(Recorded data)
****

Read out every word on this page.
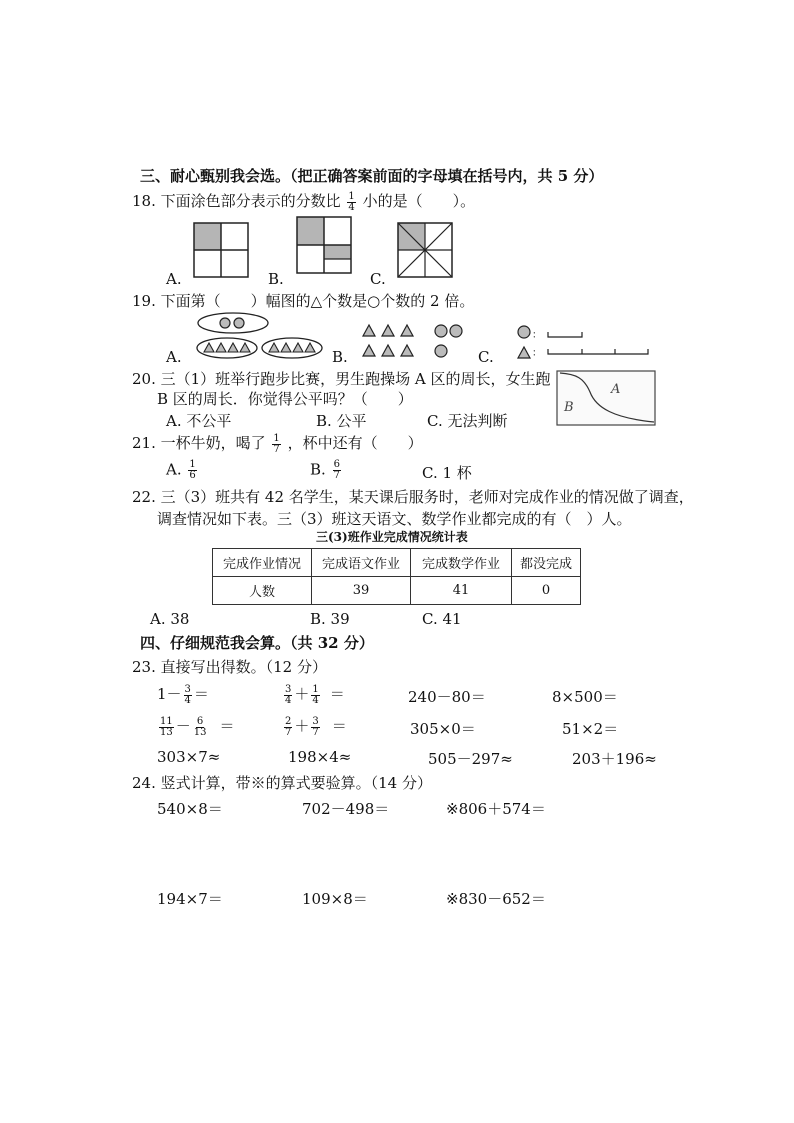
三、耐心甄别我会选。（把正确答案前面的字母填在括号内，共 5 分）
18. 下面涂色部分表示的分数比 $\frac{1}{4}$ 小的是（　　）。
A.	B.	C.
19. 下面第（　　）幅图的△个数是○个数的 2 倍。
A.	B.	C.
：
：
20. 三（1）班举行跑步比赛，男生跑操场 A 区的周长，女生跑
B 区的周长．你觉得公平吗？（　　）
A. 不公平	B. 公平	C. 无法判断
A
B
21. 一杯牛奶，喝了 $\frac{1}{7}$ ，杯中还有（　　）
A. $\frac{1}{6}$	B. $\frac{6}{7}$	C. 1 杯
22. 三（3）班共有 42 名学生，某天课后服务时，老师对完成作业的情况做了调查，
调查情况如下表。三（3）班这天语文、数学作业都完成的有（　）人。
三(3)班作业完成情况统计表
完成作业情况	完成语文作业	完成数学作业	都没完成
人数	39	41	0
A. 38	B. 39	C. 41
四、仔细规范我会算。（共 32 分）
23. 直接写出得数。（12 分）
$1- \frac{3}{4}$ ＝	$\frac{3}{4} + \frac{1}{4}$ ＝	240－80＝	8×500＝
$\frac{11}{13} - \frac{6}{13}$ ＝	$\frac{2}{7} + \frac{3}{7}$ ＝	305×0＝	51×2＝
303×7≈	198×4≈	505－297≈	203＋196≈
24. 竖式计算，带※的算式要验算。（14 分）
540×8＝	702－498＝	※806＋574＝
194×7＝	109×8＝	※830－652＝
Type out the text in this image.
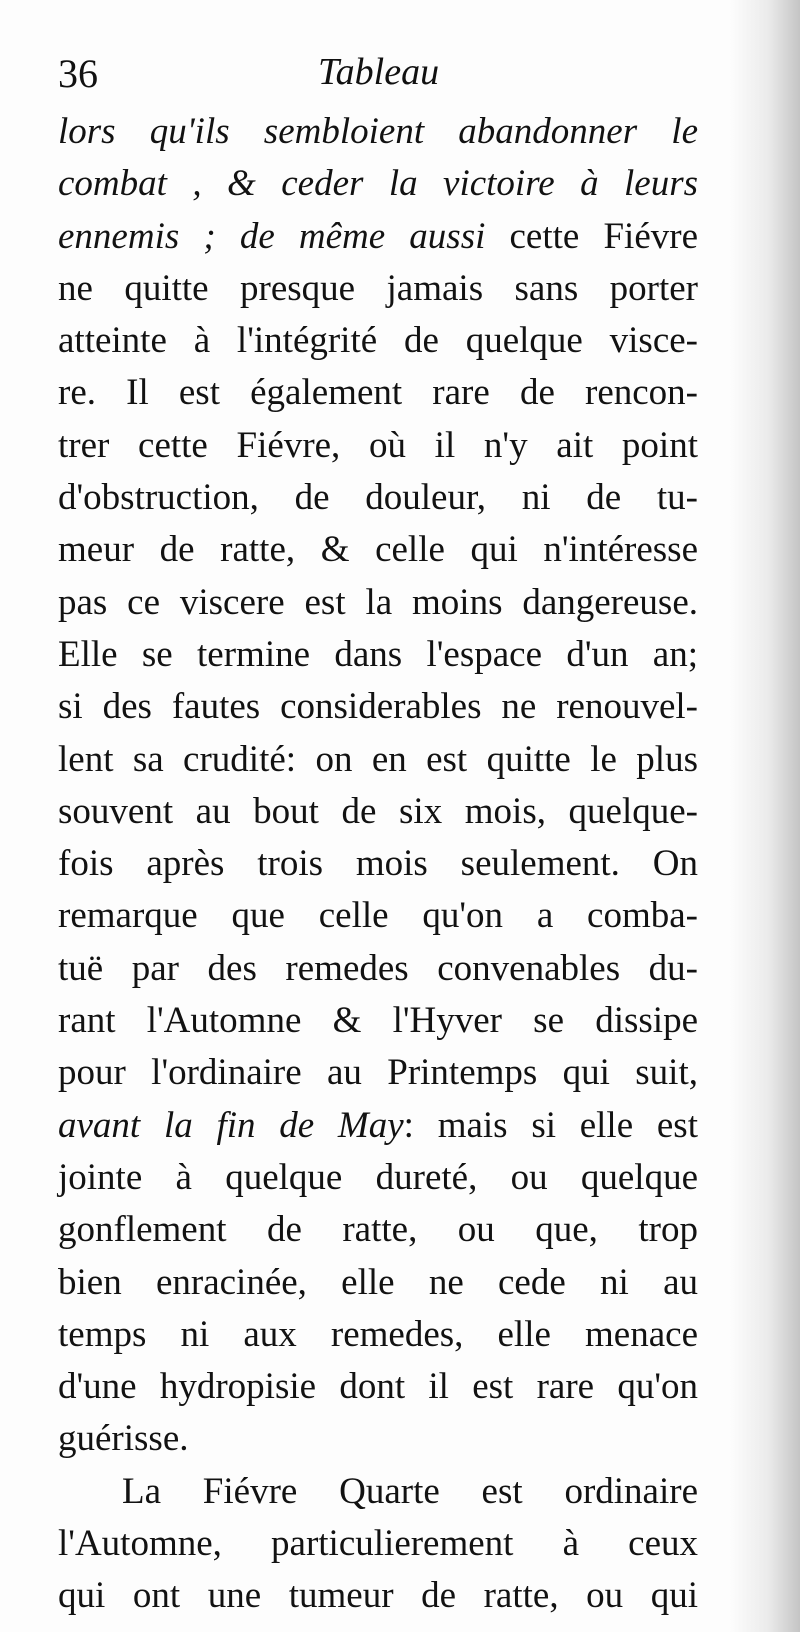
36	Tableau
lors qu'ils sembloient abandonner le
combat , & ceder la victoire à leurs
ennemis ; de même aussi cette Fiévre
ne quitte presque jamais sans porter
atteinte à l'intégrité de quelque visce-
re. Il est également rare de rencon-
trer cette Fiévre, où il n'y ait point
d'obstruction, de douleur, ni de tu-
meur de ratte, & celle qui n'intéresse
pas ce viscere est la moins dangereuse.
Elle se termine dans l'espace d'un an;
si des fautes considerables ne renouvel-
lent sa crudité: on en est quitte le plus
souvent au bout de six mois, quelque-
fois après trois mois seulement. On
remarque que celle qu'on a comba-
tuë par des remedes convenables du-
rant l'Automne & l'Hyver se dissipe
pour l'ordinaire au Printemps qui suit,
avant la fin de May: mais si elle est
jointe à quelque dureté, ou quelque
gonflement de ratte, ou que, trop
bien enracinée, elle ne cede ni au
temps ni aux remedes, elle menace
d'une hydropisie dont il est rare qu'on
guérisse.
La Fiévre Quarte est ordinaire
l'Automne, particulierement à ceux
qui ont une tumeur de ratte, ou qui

****

Set down every record once more, word for word, without pictures.

Solution:
Read out every word on this page.
三、耐心甄别我会选。（把正确答案前面的字母填在括号内，共 5 分）
18. 下面涂色部分表示的分数比 $\frac{1}{4}$ 小的是（　　）。
A.	B.	C.
19. 下面第（　　）幅图的△个数是○个数的 2 倍。
A.	B.	C.
：
：
20. 三（1）班举行跑步比赛，男生跑操场 A 区的周长，女生跑
B 区的周长．你觉得公平吗？（　　）
A. 不公平	B. 公平	C. 无法判断
A
B
21. 一杯牛奶，喝了 $\frac{1}{7}$ ，杯中还有（　　）
A. $\frac{1}{6}$	B. $\frac{6}{7}$	C. 1 杯
22. 三（3）班共有 42 名学生，某天课后服务时，老师对完成作业的情况做了调查，
调查情况如下表。三（3）班这天语文、数学作业都完成的有（　）人。
三(3)班作业完成情况统计表
完成作业情况	完成语文作业	完成数学作业	都没完成
人数	39	41	0
A. 38	B. 39	C. 41
四、仔细规范我会算。（共 32 分）
23. 直接写出得数。（12 分）
$1- \frac{3}{4}$ ＝	$\frac{3}{4} + \frac{1}{4}$ ＝	240－80＝	8×500＝
$\frac{11}{13} - \frac{6}{13}$ ＝	$\frac{2}{7} + \frac{3}{7}$ ＝	305×0＝	51×2＝
303×7≈	198×4≈	505－297≈	203＋196≈
24. 竖式计算，带※的算式要验算。（14 分）
540×8＝	702－498＝	※806＋574＝
194×7＝	109×8＝	※830－652＝
Type out the text in this image.
36	Tableau
lors qu'ils sembloient abandonner le
combat , & ceder la victoire à leurs
ennemis ; de même aussi cette Fiévre
ne quitte presque jamais sans porter
atteinte à l'intégrité de quelque visce-
re. Il est également rare de rencon-
trer cette Fiévre, où il n'y ait point
d'obstruction, de douleur, ni de tu-
meur de ratte, & celle qui n'intéresse
pas ce viscere est la moins dangereuse.
Elle se termine dans l'espace d'un an;
si des fautes considerables ne renouvel-
lent sa crudité: on en est quitte le plus
souvent au bout de six mois, quelque-
fois après trois mois seulement. On
remarque que celle qu'on a comba-
tuë par des remedes convenables du-
rant l'Automne & l'Hyver se dissipe
pour l'ordinaire au Printemps qui suit,
avant la fin de May: mais si elle est
jointe à quelque dureté, ou quelque
gonflement de ratte, ou que, trop
bien enracinée, elle ne cede ni au
temps ni aux remedes, elle menace
d'une hydropisie dont il est rare qu'on
guérisse.
La Fiévre Quarte est ordinaire
l'Automne, particulierement à ceux
qui ont une tumeur de ratte, ou qui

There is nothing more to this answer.